(Given request):
Count the lines below that contain the word "leads", and give only that number.
=====
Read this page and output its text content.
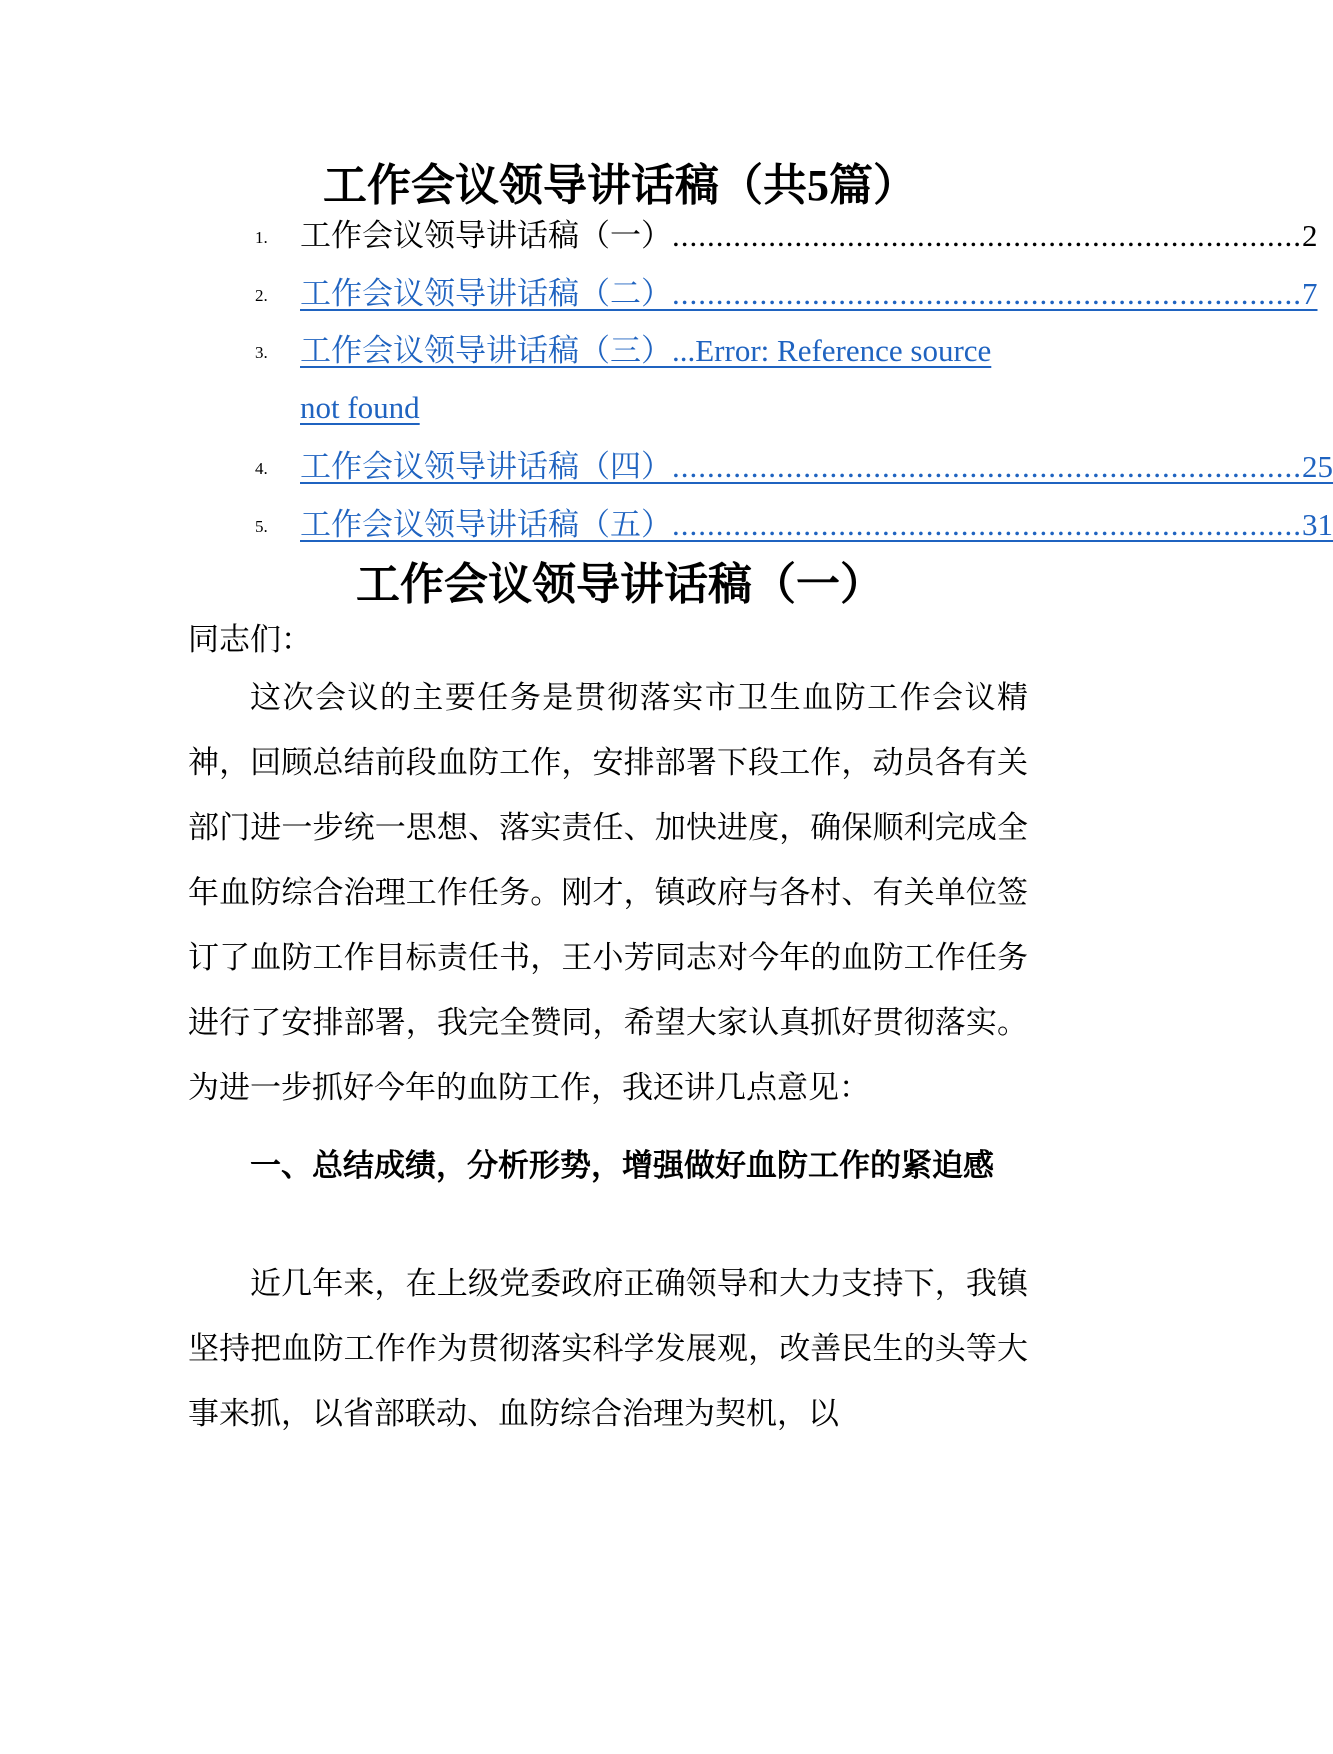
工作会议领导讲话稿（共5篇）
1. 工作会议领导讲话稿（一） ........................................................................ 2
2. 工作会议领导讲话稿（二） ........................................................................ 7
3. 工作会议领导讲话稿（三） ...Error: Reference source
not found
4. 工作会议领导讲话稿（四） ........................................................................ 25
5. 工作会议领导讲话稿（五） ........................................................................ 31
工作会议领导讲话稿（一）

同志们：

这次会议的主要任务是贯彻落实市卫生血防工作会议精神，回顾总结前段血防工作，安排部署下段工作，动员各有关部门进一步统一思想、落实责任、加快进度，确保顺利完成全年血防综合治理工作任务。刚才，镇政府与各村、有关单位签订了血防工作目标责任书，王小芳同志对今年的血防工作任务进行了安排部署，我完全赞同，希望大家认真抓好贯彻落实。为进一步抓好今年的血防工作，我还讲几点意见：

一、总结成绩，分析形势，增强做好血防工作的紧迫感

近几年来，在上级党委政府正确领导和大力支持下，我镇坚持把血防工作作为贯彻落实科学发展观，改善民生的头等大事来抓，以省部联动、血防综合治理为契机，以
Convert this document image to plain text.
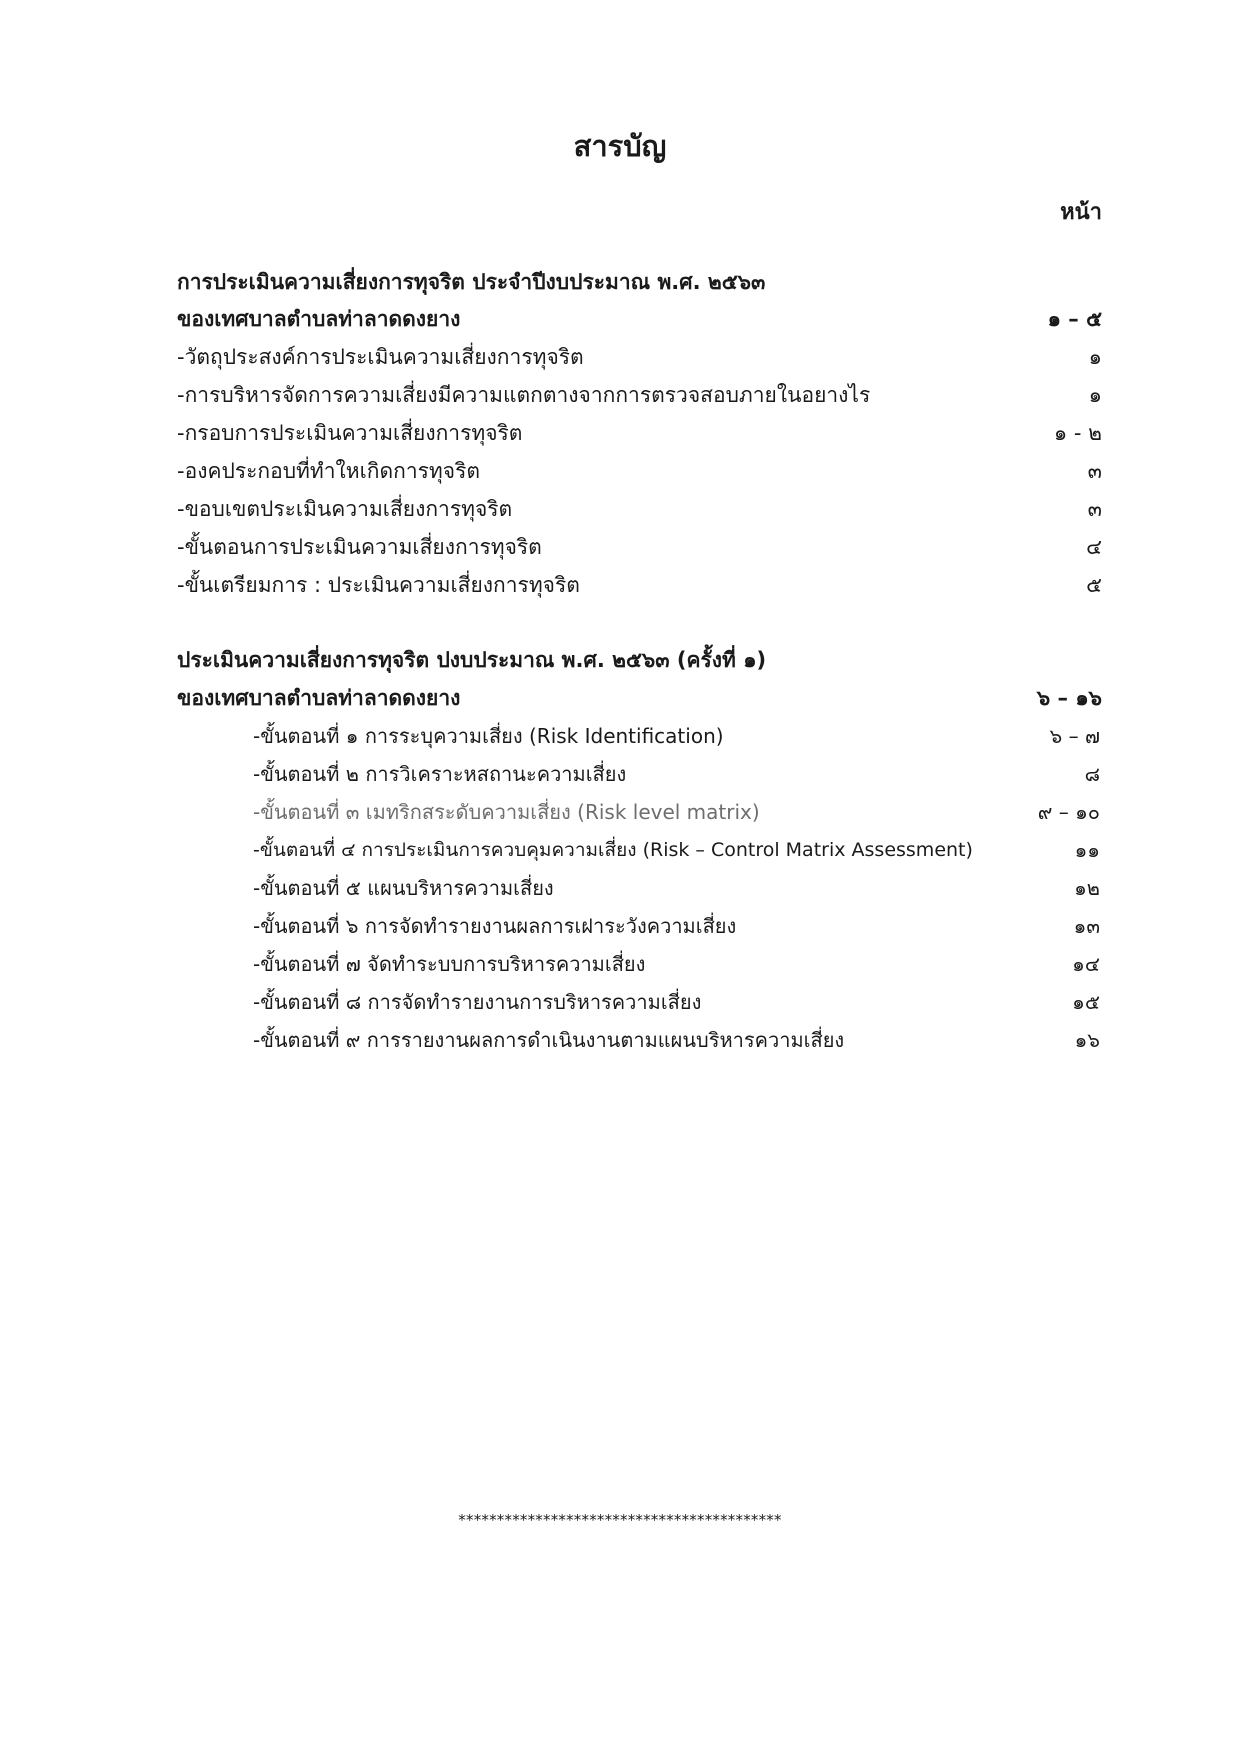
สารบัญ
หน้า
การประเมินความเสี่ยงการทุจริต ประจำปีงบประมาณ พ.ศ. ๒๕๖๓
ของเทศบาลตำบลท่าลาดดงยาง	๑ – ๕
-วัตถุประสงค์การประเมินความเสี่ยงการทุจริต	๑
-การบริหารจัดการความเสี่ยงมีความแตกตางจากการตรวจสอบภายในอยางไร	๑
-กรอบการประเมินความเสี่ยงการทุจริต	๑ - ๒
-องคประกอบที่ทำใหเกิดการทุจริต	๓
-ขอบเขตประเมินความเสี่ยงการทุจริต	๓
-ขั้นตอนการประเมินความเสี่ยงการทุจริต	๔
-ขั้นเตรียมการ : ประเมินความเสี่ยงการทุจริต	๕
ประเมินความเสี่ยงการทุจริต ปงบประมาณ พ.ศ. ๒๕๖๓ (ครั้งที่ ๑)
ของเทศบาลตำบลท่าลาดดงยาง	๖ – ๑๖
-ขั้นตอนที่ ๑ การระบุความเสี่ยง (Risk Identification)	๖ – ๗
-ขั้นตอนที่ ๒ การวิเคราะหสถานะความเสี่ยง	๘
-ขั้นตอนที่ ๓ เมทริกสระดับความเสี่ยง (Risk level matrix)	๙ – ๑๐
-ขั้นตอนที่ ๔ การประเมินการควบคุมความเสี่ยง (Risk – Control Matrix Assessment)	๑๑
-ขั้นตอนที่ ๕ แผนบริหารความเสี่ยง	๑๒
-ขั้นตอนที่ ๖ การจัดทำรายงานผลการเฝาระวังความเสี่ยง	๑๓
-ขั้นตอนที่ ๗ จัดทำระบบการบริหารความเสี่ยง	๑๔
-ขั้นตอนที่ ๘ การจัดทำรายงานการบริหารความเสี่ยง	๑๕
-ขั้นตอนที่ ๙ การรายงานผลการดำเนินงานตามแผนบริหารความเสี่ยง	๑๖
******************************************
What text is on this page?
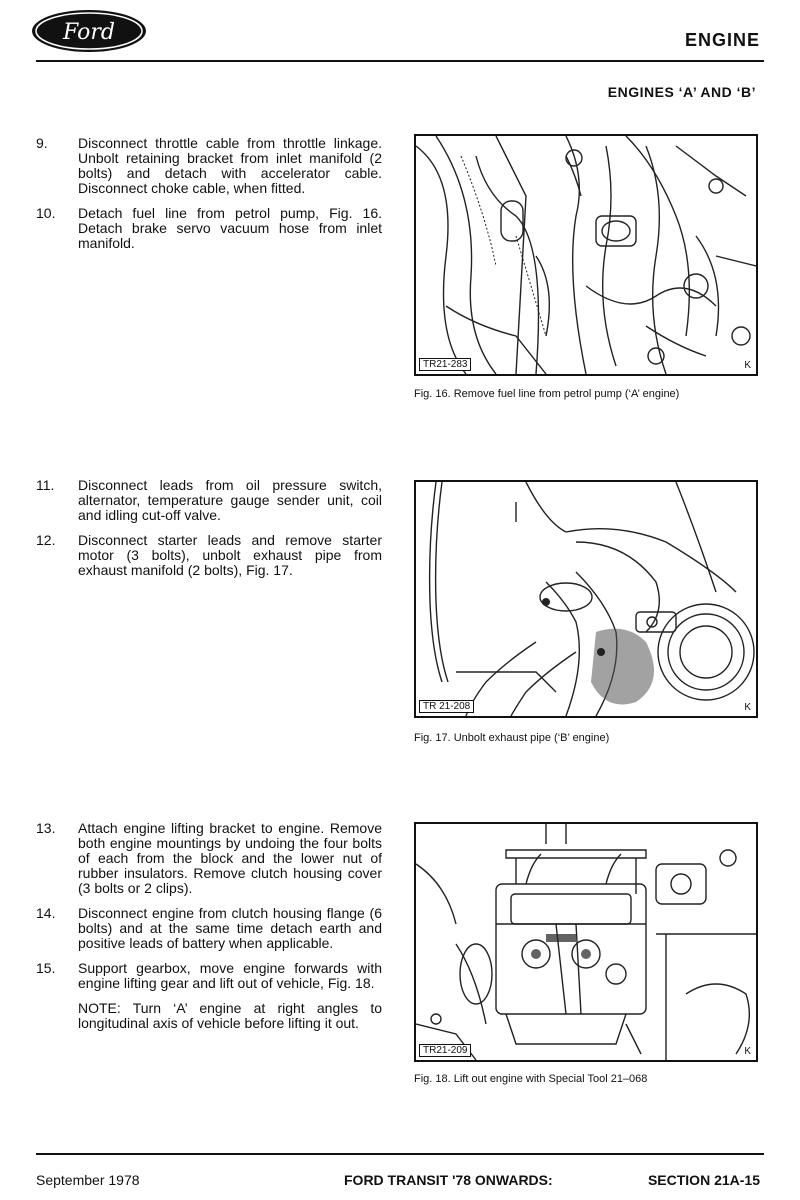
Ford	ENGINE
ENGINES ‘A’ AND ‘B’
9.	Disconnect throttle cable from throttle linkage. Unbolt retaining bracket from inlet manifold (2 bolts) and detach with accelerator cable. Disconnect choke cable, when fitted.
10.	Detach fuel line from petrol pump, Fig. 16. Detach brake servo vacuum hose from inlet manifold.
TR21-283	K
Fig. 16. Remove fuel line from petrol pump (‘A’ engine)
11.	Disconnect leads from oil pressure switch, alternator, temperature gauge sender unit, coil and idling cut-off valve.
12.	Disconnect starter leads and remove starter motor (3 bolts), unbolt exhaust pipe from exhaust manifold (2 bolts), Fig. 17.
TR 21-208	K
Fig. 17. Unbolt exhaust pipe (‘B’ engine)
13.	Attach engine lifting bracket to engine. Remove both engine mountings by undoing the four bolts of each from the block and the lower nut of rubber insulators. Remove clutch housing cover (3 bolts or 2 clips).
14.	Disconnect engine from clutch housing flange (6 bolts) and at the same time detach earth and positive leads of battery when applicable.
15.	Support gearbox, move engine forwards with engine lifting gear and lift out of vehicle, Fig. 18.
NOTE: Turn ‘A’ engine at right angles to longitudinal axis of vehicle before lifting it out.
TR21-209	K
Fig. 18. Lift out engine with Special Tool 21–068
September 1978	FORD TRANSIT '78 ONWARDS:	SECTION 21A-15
=====
(The answer):
3